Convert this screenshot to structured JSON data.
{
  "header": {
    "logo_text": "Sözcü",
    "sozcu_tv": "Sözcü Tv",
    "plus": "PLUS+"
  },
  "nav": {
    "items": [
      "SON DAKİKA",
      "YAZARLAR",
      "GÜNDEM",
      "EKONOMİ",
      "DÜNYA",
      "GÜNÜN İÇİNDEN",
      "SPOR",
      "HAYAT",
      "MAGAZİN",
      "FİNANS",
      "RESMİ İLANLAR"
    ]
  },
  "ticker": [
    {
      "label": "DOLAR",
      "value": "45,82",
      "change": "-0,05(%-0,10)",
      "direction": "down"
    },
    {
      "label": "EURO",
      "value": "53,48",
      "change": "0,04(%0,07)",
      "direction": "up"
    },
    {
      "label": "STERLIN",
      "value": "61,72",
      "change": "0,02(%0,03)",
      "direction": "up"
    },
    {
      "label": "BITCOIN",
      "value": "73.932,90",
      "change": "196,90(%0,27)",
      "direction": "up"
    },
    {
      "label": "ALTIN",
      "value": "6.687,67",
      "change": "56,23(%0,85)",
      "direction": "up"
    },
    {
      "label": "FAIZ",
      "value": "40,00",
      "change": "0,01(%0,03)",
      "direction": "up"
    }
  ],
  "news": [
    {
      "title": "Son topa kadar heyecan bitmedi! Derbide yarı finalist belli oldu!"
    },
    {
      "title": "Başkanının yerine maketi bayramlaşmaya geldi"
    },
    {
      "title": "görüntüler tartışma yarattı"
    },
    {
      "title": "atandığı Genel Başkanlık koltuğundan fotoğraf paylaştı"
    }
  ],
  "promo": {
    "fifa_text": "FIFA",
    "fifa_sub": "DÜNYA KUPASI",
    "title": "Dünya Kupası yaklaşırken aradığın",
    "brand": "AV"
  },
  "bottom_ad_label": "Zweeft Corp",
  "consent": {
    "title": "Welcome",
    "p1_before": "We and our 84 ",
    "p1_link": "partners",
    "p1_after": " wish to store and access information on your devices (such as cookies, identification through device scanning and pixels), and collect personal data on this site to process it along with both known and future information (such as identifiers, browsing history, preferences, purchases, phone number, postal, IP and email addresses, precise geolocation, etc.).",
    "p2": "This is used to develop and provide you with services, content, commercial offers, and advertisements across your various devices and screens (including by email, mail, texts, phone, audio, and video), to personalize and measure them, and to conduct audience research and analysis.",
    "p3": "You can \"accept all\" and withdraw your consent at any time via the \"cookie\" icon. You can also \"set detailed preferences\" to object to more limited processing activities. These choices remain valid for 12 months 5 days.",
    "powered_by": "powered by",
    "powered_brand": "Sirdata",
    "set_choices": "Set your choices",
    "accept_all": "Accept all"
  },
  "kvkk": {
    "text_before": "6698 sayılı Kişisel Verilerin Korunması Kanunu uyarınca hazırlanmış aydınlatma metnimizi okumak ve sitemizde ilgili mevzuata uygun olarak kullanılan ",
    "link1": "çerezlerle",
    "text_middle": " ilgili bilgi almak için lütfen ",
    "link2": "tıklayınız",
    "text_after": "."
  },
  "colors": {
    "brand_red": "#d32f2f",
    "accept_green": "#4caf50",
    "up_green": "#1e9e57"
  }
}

### JOB
Copy each line of the records containing the string "phone".

### COMPLETE ANSWER
    "p1_after": " wish to store and access information on your devices (such as cookies, identification through device scanning and pixels), and collect personal data on this site to process it along with both known and future information (such as identifiers, browsing history, preferences, purchases, phone number, postal, IP and email addresses, precise geolocation, etc.).",
    "p2": "This is used to develop and provide you with services, content, commercial offers, and advertisements across your various devices and screens (including by email, mail, texts, phone, audio, and video), to personalize and measure them, and to conduct audience research and analysis.",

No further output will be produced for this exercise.